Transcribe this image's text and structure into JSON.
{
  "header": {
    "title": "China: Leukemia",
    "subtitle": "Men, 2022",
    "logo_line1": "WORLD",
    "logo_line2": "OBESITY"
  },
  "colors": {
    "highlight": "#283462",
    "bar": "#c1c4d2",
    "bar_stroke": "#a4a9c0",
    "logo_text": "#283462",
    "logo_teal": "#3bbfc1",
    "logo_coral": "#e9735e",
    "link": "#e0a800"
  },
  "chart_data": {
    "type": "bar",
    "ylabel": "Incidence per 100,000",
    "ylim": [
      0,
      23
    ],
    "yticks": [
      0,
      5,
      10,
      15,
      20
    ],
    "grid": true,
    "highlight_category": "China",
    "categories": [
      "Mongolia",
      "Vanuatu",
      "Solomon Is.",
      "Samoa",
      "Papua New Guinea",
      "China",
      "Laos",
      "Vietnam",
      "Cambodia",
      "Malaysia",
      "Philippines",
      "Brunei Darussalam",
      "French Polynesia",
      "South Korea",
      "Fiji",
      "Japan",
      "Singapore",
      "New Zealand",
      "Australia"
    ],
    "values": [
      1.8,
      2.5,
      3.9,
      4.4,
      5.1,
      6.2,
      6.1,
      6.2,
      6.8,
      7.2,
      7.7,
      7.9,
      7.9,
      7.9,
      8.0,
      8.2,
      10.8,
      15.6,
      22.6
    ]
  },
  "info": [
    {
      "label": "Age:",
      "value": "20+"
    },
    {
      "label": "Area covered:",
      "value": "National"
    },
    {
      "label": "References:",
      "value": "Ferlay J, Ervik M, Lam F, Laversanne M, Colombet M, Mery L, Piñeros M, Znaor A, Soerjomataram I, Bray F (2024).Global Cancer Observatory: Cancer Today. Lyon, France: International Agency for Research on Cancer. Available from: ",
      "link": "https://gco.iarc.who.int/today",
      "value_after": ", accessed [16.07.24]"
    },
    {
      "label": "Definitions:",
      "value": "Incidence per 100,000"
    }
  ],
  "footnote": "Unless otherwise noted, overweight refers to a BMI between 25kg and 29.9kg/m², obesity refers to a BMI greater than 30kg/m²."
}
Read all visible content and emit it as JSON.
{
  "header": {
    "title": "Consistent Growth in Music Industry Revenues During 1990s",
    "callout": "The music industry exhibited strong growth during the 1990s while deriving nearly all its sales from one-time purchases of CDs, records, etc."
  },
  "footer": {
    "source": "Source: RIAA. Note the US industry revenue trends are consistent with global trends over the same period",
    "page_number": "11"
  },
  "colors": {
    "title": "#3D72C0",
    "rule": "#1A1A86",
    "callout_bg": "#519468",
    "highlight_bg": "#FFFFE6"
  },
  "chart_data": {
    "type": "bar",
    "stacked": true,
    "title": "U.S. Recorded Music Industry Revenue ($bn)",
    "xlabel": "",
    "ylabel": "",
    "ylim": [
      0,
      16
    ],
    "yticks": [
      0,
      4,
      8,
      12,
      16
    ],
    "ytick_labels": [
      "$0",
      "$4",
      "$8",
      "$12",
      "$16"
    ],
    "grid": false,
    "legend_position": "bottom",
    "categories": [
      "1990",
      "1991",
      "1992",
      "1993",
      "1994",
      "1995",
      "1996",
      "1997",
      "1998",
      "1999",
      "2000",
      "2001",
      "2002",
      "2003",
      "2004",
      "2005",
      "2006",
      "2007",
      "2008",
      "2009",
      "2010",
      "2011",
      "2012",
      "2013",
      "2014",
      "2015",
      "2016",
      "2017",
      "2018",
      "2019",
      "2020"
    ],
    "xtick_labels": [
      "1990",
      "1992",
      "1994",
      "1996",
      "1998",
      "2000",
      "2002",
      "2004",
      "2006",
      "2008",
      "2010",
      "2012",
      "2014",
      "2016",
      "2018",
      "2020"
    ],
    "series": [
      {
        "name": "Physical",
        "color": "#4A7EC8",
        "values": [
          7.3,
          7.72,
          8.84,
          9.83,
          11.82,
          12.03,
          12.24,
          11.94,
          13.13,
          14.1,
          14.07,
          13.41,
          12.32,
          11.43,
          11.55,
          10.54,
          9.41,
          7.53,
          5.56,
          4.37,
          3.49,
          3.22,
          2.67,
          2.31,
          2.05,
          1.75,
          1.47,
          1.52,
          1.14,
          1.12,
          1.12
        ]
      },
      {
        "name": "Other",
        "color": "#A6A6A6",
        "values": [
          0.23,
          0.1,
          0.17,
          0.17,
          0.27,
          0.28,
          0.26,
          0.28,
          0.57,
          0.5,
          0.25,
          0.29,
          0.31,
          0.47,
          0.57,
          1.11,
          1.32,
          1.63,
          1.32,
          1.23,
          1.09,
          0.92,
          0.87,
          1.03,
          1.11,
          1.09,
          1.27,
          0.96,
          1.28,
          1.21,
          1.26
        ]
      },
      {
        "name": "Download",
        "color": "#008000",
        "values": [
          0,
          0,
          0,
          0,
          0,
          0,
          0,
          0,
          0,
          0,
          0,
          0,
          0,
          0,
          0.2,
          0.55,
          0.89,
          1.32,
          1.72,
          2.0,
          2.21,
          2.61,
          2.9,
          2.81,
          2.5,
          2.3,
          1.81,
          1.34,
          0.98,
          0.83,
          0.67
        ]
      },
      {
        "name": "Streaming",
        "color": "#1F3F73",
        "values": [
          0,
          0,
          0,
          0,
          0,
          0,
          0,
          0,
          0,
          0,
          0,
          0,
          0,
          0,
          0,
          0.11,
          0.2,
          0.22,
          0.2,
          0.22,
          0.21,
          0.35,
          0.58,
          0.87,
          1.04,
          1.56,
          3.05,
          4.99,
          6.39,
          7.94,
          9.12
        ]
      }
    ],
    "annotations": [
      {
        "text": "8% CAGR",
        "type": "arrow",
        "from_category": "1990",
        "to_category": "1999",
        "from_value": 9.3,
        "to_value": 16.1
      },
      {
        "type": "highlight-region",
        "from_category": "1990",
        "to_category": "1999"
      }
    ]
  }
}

Work to complete >> Which lines include the word "link"? Copy every one of them.

Full answer >>
    "link": "#e0a800"
      "link": "https://gco.iarc.who.int/today",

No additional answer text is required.